WORK TO BE COMPLETED:
Extract every record, keeping each one exactly as it is.

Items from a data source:
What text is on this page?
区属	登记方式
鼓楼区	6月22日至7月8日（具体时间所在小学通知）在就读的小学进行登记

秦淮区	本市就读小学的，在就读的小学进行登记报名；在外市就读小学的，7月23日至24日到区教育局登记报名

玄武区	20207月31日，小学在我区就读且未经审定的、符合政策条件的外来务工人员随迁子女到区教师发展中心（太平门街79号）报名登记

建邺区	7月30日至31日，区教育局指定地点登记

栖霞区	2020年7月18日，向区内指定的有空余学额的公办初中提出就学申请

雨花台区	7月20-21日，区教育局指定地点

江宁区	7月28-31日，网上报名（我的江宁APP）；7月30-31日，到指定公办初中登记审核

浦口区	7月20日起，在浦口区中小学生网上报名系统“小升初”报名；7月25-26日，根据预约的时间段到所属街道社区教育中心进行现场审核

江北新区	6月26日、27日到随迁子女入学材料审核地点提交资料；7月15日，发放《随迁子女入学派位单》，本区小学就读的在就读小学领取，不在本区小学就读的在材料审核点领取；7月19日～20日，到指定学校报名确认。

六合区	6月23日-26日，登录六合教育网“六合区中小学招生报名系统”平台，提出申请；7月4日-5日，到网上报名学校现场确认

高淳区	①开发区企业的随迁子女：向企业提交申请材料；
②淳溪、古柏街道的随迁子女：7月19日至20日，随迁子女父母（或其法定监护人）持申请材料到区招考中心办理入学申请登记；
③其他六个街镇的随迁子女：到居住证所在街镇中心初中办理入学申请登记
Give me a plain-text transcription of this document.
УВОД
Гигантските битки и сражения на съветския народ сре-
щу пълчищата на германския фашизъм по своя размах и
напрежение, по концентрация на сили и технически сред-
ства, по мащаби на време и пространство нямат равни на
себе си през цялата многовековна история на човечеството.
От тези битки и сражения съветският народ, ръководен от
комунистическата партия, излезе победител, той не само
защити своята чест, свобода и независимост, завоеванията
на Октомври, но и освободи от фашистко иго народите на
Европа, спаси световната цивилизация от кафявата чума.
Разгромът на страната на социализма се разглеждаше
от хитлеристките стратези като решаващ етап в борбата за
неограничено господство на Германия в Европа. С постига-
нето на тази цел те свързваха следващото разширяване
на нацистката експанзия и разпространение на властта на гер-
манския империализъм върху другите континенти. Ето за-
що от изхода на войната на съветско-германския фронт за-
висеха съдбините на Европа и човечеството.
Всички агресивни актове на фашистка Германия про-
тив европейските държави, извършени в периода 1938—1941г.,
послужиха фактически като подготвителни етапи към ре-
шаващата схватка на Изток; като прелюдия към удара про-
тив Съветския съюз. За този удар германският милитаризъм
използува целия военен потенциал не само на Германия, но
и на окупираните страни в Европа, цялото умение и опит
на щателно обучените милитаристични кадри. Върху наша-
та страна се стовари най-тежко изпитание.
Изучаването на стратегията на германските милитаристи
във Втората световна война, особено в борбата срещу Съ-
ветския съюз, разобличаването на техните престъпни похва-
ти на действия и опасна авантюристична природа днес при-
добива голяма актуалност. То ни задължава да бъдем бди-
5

WRITTEN REPLY:
What text is on this page?
区属	登记方式
鼓楼区	6月22日至7月8日（具体时间所在小学通知）在就读的小学进行登记

秦淮区	本市就读小学的，在就读的小学进行登记报名；在外市就读小学的，7月23日至24日到区教育局登记报名

玄武区	20207月31日，小学在我区就读且未经审定的、符合政策条件的外来务工人员随迁子女到区教师发展中心（太平门街79号）报名登记

建邺区	7月30日至31日，区教育局指定地点登记

栖霞区	2020年7月18日，向区内指定的有空余学额的公办初中提出就学申请

雨花台区	7月20-21日，区教育局指定地点

江宁区	7月28-31日，网上报名（我的江宁APP）；7月30-31日，到指定公办初中登记审核

浦口区	7月20日起，在浦口区中小学生网上报名系统“小升初”报名；7月25-26日，根据预约的时间段到所属街道社区教育中心进行现场审核

江北新区	6月26日、27日到随迁子女入学材料审核地点提交资料；7月15日，发放《随迁子女入学派位单》，本区小学就读的在就读小学领取，不在本区小学就读的在材料审核点领取；7月19日～20日，到指定学校报名确认。

六合区	6月23日-26日，登录六合教育网“六合区中小学招生报名系统”平台，提出申请；7月4日-5日，到网上报名学校现场确认

高淳区	①开发区企业的随迁子女：向企业提交申请材料；
②淳溪、古柏街道的随迁子女：7月19日至20日，随迁子女父母（或其法定监护人）持申请材料到区招考中心办理入学申请登记；
③其他六个街镇的随迁子女：到居住证所在街镇中心初中办理入学申请登记
Give me a plain-text transcription of this document.
УВОД
Гигантските битки и сражения на съветския народ сре-
щу пълчищата на германския фашизъм по своя размах и
напрежение, по концентрация на сили и технически сред-
ства, по мащаби на време и пространство нямат равни на
себе си през цялата многовековна история на човечеството.
От тези битки и сражения съветският народ, ръководен от
комунистическата партия, излезе победител, той не само
защити своята чест, свобода и независимост, завоеванията
на Октомври, но и освободи от фашистко иго народите на
Европа, спаси световната цивилизация от кафявата чума.
Разгромът на страната на социализма се разглеждаше
от хитлеристките стратези като решаващ етап в борбата за
неограничено господство на Германия в Европа. С постига-
нето на тази цел те свързваха следващото разширяване
на нацистката експанзия и разпространение на властта на гер-
манския империализъм върху другите континенти. Ето за-
що от изхода на войната на съветско-германския фронт за-
висеха съдбините на Европа и човечеството.
Всички агресивни актове на фашистка Германия про-
тив европейските държави, извършени в периода 1938—1941г.,
послужиха фактически като подготвителни етапи към ре-
шаващата схватка на Изток; като прелюдия към удара про-
тив Съветския съюз. За този удар германският милитаризъм
използува целия военен потенциал не само на Германия, но
и на окупираните страни в Европа, цялото умение и опит
на щателно обучените милитаристични кадри. Върху наша-
та страна се стовари най-тежко изпитание.
Изучаването на стратегията на германските милитаристи
във Втората световна война, особено в борбата срещу Съ-
ветския съюз, разобличаването на техните престъпни похва-
ти на действия и опасна авантюристична природа днес при-
добива голяма актуалност. То ни задължава да бъдем бди-
5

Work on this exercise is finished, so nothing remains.